Goal. Report the count of lines holding "color" in the records, with no other words.

Start Supplied data

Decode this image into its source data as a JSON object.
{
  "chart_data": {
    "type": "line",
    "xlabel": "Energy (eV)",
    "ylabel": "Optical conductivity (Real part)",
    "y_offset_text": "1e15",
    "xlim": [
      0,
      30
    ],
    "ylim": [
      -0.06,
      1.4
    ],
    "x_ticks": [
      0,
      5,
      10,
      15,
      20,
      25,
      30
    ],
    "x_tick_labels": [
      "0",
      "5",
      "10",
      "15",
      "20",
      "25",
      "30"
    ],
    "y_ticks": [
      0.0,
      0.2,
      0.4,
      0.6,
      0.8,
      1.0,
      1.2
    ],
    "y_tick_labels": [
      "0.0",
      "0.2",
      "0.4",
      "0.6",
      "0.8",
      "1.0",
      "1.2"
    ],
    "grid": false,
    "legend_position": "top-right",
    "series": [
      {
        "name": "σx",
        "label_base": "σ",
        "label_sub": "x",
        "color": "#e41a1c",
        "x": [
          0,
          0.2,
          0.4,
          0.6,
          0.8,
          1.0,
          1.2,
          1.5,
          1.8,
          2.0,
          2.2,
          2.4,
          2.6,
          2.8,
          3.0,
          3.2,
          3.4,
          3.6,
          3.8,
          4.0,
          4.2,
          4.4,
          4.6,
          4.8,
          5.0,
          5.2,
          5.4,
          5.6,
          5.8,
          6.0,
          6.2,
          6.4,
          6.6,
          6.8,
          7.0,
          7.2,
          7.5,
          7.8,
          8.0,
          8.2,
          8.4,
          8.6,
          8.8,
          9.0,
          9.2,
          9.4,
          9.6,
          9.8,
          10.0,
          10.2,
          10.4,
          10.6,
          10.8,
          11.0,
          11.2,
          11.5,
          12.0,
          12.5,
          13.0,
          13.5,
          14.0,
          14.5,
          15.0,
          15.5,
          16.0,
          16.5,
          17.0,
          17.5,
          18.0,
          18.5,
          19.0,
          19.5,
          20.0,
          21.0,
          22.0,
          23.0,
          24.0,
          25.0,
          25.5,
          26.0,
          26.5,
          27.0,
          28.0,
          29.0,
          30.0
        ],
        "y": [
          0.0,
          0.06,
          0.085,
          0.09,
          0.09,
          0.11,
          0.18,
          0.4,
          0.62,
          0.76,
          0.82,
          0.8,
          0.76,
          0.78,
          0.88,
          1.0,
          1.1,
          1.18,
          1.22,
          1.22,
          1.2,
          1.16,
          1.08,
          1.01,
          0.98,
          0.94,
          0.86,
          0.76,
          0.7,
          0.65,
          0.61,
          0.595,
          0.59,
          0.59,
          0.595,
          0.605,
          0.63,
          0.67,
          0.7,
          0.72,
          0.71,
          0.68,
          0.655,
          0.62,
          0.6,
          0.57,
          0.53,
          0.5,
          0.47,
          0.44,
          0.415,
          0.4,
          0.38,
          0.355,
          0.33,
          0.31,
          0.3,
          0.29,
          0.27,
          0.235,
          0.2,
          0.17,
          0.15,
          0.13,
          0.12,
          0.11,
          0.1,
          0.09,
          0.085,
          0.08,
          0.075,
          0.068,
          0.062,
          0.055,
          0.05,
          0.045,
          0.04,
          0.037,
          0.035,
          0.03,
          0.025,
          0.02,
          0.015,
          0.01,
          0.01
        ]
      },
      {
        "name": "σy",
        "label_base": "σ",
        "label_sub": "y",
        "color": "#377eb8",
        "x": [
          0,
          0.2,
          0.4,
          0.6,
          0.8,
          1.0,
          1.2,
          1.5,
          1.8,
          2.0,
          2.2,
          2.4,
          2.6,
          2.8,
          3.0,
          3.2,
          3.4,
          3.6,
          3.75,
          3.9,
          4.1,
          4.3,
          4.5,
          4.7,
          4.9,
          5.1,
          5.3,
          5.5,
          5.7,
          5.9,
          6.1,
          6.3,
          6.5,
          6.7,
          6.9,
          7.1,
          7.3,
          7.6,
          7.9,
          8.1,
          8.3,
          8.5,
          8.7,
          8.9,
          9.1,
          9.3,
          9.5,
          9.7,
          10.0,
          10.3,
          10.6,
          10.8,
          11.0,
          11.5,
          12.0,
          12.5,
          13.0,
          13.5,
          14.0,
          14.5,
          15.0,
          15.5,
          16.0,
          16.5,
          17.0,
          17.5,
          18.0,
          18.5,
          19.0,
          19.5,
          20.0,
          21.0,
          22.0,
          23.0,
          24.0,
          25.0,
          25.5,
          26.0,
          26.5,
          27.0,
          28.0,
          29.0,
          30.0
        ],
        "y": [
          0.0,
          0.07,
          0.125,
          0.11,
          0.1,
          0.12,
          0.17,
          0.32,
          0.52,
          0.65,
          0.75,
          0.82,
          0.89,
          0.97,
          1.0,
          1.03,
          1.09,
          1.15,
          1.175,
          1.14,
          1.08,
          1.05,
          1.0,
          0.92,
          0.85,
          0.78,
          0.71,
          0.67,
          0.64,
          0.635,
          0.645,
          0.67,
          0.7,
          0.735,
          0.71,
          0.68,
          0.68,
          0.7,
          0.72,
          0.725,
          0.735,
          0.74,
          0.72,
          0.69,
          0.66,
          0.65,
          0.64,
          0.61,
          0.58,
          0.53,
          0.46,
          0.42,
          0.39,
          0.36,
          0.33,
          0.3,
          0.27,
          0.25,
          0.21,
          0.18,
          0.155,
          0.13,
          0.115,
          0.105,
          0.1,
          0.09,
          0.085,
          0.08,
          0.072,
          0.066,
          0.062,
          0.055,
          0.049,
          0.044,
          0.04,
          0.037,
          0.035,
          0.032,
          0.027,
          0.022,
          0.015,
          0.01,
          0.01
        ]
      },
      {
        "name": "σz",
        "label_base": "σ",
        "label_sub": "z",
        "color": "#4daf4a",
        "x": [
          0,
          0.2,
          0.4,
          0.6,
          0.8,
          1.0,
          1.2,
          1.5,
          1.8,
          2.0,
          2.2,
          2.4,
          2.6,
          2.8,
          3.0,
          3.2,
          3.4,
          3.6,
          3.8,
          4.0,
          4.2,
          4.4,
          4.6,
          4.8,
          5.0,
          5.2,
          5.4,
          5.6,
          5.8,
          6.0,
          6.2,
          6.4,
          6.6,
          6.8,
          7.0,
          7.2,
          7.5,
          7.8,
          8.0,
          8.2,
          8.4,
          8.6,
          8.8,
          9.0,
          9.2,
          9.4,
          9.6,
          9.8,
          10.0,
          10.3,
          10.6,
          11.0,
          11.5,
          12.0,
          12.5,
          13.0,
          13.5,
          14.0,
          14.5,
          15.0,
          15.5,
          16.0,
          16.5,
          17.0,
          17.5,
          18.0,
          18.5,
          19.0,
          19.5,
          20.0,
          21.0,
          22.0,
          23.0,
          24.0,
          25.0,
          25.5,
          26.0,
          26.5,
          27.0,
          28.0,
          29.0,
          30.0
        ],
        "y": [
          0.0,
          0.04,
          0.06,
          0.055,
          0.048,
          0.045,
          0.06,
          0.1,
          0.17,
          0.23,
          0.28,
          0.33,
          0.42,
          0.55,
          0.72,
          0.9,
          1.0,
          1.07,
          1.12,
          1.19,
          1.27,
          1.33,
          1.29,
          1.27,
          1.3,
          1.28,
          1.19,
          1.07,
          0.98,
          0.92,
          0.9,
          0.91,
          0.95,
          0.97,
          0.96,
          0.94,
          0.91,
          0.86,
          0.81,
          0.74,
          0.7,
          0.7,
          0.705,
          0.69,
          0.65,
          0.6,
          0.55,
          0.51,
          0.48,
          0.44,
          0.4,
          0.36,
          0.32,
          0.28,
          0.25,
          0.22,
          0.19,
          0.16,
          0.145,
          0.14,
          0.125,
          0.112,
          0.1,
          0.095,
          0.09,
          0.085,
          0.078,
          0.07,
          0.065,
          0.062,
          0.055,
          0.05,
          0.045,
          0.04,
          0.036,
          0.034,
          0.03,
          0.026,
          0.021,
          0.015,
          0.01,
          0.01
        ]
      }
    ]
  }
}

End Supplied data

Exercise answer. 3